● **TASK TO COMPLETE**: Starting with the first line of the material and going on through the line with "160, 760, 184]", write those lines out again with "sunrise-text" changed to "sunrise-label" and nothing else altered.

● **EXTRACTED MATERIAL**:
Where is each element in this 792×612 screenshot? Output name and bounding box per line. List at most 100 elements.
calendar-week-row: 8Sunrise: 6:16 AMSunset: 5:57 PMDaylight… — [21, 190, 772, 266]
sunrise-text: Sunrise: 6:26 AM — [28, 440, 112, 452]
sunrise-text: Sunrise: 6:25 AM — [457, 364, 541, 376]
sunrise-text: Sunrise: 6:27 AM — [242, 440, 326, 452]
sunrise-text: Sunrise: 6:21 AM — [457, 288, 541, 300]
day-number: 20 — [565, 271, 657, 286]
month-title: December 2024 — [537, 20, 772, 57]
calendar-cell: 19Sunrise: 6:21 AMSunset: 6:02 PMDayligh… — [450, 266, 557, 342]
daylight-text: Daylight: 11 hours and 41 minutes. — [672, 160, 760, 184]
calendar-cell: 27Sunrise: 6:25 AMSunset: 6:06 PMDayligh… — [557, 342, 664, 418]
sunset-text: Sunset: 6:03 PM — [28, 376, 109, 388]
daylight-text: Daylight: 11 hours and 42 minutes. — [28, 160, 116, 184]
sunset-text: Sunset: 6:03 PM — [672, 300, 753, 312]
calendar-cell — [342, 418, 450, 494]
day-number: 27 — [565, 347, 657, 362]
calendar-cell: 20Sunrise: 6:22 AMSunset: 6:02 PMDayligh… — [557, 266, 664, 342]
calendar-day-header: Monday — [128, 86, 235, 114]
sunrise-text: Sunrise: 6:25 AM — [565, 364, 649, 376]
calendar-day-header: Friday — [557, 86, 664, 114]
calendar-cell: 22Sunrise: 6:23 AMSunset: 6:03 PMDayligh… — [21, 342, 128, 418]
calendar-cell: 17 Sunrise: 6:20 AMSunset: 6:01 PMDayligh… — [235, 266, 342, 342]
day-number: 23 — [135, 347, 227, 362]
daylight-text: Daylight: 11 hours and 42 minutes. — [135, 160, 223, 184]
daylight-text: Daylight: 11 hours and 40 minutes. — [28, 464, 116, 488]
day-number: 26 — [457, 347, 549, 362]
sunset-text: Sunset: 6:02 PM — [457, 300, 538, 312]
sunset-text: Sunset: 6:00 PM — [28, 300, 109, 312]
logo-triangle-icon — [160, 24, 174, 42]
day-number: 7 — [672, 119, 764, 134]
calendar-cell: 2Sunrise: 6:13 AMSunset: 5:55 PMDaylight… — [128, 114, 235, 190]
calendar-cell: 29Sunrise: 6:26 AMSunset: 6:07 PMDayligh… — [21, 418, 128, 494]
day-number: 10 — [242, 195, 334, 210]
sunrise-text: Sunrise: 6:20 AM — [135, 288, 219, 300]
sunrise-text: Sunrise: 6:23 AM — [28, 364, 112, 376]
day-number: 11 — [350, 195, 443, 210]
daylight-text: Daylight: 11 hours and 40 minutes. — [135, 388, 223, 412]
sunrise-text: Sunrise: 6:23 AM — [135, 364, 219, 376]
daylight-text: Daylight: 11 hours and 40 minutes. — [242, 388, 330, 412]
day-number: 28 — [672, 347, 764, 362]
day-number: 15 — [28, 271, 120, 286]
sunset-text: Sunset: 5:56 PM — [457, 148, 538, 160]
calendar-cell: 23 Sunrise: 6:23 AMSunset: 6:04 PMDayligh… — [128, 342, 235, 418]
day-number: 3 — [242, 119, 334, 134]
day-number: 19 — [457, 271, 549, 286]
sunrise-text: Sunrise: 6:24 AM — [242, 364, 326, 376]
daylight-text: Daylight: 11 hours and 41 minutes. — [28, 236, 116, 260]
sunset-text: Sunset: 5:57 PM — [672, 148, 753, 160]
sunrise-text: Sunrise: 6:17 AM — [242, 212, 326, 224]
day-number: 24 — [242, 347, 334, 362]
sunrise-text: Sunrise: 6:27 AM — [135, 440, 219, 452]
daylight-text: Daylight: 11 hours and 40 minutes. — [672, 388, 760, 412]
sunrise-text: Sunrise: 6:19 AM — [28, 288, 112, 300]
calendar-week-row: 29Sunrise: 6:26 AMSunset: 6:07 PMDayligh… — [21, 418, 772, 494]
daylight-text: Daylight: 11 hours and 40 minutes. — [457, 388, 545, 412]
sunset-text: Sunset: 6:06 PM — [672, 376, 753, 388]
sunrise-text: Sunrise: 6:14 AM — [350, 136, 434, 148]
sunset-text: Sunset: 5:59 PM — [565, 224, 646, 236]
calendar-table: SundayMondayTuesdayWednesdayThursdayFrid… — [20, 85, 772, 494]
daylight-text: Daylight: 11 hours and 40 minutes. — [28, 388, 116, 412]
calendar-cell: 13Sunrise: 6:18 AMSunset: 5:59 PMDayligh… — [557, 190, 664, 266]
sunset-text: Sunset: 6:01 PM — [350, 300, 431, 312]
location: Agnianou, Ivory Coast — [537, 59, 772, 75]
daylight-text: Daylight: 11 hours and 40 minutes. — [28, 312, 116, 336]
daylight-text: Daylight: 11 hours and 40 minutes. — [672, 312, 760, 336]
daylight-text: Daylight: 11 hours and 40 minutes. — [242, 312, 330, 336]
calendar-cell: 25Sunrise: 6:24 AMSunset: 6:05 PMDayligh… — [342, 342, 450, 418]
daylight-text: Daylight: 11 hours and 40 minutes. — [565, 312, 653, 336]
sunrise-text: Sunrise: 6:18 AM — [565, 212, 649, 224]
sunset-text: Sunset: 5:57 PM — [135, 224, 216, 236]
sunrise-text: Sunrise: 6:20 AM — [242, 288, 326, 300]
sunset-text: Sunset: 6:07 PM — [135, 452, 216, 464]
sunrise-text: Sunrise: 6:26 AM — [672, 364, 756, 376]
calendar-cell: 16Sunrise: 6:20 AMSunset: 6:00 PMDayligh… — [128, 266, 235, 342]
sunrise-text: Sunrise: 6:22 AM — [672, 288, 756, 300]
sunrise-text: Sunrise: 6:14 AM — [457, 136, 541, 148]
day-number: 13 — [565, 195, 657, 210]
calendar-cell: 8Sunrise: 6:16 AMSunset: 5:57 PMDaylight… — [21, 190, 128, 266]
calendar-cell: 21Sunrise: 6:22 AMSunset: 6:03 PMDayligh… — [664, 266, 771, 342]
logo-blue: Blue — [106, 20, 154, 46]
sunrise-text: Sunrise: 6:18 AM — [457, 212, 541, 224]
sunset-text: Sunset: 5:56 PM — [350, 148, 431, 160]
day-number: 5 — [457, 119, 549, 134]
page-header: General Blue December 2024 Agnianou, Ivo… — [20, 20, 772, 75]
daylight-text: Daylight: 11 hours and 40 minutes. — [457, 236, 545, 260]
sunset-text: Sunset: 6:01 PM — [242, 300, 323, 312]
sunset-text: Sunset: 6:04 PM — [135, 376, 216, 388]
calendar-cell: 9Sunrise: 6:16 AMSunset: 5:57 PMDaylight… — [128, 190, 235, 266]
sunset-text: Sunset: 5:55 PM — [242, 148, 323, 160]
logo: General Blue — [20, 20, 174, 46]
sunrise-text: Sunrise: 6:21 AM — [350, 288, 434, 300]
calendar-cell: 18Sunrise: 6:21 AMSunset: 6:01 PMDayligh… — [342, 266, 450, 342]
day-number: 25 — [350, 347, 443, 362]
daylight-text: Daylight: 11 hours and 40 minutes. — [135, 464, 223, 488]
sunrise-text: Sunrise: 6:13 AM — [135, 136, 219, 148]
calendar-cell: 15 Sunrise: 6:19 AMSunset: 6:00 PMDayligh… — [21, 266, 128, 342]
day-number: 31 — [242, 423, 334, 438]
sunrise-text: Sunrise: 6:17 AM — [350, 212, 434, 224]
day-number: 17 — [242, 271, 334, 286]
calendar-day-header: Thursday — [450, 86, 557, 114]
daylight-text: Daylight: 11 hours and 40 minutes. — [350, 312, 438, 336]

● **FINAL RESULT**:
Where is each element in this 792×612 screenshot? Output name and bounding box per line. List at most 100 elements.
calendar-week-row: 8Sunrise: 6:16 AMSunset: 5:57 PMDaylight… — [21, 190, 772, 266]
sunrise-label: Sunrise: 6:26 AM — [28, 440, 112, 452]
sunrise-label: Sunrise: 6:25 AM — [457, 364, 541, 376]
sunrise-label: Sunrise: 6:27 AM — [242, 440, 326, 452]
sunrise-label: Sunrise: 6:21 AM — [457, 288, 541, 300]
day-number: 20 — [565, 271, 657, 286]
month-title: December 2024 — [537, 20, 772, 57]
calendar-cell: 19Sunrise: 6:21 AMSunset: 6:02 PMDayligh… — [450, 266, 557, 342]
daylight-text: Daylight: 11 hours and 41 minutes. — [672, 160, 760, 184]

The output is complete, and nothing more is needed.